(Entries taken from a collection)
########

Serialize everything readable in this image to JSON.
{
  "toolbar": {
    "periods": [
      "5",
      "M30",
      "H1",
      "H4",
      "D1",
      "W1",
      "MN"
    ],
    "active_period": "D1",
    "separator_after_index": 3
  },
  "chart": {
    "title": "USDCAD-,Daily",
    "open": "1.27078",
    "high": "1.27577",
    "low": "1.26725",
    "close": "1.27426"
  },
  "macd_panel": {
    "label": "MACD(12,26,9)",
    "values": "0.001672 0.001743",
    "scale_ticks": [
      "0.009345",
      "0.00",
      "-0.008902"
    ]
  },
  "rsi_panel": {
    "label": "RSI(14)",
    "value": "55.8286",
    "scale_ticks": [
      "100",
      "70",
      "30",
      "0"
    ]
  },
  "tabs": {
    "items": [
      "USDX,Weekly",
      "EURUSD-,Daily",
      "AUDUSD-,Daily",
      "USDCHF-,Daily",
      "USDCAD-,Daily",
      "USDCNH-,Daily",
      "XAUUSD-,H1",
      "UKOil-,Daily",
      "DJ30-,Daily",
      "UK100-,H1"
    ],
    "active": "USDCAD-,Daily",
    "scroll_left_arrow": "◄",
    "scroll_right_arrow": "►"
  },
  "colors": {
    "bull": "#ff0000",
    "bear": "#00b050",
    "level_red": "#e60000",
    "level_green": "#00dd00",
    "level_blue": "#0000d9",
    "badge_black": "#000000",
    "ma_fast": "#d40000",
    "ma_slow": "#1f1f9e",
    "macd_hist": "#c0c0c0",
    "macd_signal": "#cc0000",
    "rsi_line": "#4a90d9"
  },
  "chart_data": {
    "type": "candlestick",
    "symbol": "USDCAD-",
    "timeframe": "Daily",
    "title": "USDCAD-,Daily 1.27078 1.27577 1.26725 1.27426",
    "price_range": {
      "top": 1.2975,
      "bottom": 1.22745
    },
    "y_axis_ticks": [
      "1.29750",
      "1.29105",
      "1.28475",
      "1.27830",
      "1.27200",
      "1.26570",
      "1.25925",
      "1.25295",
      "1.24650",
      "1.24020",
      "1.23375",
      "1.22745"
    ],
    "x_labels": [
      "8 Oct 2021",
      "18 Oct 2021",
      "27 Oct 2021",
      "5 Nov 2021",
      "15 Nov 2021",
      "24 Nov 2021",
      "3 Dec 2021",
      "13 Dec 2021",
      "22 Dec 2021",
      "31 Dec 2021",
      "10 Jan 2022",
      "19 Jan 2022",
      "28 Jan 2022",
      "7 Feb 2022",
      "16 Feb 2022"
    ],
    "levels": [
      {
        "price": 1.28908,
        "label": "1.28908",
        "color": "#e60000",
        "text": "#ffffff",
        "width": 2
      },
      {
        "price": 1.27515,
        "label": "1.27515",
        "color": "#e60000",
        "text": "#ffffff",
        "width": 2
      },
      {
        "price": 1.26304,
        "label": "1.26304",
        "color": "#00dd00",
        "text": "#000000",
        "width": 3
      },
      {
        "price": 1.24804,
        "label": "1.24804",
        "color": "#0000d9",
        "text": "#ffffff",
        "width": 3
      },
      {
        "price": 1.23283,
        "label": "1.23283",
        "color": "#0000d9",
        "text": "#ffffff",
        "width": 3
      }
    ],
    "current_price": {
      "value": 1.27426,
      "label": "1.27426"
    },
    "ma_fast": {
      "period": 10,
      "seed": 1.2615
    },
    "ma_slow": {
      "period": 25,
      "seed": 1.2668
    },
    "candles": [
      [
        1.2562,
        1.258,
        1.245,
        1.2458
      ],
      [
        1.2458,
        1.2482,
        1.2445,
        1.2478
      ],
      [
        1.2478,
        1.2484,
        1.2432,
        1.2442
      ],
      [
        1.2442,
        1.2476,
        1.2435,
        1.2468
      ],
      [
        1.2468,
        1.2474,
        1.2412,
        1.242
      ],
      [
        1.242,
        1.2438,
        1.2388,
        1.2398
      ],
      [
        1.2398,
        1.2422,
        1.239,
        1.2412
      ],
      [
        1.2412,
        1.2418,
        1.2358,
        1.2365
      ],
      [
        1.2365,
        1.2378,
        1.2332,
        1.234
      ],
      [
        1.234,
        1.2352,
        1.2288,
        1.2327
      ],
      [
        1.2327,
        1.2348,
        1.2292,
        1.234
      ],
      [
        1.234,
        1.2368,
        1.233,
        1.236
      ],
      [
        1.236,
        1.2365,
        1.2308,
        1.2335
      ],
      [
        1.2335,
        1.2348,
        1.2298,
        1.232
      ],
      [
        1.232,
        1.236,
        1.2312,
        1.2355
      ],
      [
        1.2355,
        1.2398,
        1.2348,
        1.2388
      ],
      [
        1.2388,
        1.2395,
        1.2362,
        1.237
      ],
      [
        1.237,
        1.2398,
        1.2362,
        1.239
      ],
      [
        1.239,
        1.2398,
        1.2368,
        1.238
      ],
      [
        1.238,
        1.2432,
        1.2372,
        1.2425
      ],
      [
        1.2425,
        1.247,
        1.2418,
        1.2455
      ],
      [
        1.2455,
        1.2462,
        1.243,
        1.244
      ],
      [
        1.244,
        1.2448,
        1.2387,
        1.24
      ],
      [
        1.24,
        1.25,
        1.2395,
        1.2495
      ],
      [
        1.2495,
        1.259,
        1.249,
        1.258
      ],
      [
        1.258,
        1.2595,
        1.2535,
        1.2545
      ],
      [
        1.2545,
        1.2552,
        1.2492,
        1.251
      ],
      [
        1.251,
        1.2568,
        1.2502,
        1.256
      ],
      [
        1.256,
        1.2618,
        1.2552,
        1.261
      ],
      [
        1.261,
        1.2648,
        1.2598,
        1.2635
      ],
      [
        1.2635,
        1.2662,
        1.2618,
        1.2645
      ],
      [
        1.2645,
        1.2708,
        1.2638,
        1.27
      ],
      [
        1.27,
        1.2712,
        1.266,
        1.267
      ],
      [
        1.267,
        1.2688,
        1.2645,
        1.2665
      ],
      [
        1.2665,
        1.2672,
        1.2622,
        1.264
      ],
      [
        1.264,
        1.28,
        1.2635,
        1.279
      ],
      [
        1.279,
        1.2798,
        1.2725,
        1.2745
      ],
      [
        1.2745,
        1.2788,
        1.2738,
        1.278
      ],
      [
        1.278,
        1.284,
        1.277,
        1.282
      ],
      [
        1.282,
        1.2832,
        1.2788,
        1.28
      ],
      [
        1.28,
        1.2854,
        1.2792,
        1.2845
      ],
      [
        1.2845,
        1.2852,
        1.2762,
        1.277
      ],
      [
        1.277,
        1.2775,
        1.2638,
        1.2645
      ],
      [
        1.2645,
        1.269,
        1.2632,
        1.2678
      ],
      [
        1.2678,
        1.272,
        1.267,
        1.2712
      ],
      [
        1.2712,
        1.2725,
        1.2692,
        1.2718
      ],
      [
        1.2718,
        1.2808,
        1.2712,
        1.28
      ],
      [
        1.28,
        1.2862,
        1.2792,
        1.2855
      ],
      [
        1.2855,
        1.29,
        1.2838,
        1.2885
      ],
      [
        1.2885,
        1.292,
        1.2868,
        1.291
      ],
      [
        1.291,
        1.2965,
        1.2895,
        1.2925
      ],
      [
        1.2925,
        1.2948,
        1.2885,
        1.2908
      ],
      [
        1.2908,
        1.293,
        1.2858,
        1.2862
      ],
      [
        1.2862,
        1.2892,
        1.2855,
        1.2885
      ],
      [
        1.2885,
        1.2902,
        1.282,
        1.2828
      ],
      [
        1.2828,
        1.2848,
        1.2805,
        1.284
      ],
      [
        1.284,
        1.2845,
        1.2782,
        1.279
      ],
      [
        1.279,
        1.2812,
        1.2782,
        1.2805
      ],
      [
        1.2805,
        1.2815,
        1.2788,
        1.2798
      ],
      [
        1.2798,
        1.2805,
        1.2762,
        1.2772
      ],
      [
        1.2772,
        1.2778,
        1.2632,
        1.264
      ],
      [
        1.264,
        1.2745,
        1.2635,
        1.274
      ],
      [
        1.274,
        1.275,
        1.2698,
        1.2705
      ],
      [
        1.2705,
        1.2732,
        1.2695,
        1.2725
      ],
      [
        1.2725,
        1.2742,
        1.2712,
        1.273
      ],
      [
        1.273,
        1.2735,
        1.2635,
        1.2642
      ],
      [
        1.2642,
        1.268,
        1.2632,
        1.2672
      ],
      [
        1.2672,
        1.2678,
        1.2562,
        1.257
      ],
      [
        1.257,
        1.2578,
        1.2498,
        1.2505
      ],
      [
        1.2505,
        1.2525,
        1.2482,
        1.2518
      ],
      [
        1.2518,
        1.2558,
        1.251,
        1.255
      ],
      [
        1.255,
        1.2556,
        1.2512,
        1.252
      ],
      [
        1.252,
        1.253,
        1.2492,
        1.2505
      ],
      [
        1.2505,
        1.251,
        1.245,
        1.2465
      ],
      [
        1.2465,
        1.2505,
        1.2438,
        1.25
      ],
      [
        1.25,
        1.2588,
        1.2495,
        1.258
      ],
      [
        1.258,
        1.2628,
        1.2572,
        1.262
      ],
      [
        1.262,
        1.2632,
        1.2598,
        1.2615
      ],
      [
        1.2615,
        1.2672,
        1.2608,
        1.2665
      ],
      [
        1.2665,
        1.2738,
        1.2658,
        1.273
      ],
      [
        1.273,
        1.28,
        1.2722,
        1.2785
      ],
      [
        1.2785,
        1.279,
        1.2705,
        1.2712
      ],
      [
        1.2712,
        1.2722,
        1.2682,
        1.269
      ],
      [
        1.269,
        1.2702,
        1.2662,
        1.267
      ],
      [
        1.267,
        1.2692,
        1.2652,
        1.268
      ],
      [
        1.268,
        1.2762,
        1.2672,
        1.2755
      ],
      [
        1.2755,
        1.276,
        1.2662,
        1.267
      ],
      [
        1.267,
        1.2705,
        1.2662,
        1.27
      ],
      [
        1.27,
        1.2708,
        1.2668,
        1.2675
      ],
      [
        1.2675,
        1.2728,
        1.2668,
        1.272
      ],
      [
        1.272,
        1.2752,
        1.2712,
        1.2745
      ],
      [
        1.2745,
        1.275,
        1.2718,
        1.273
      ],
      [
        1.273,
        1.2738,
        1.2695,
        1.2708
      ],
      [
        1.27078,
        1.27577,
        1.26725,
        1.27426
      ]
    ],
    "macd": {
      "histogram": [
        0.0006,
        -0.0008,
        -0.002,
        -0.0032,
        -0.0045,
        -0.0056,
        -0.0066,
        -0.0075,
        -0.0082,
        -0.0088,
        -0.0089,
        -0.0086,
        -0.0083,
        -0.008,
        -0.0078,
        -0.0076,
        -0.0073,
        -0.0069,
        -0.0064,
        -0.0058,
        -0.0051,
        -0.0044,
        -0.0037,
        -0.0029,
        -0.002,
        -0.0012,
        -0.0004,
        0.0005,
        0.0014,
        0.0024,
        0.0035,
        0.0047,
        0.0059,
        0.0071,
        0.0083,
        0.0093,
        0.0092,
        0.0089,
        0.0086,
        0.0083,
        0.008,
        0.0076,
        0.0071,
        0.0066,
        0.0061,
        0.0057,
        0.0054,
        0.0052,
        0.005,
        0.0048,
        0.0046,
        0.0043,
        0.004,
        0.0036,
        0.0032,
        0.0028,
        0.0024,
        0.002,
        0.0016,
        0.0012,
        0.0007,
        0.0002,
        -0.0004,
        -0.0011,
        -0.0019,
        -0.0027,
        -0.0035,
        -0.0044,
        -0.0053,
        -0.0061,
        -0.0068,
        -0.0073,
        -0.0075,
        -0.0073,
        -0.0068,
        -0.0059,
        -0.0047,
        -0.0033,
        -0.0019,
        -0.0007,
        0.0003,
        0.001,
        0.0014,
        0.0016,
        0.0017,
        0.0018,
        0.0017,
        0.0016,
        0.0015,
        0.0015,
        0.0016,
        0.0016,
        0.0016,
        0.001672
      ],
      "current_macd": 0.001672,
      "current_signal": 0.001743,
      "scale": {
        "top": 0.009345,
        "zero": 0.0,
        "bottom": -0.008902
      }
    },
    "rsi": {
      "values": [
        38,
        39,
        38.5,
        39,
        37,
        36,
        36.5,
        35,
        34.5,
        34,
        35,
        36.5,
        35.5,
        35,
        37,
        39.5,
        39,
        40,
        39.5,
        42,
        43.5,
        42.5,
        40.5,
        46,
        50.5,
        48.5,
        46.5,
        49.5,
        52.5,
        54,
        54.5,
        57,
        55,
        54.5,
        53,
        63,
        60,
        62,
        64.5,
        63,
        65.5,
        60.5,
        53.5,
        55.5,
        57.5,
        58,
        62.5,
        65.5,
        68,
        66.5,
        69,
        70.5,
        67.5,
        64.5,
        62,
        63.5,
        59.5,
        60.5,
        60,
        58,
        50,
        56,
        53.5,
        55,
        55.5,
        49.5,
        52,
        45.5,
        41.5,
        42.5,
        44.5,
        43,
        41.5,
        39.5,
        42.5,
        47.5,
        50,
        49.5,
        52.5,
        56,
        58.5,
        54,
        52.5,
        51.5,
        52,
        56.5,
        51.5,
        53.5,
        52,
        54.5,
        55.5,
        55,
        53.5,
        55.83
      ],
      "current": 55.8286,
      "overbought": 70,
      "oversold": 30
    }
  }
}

########

## Task description
Look back over the material above and state how many lines hold the word "Daily". Write the number and nothing else.

## Task solution
11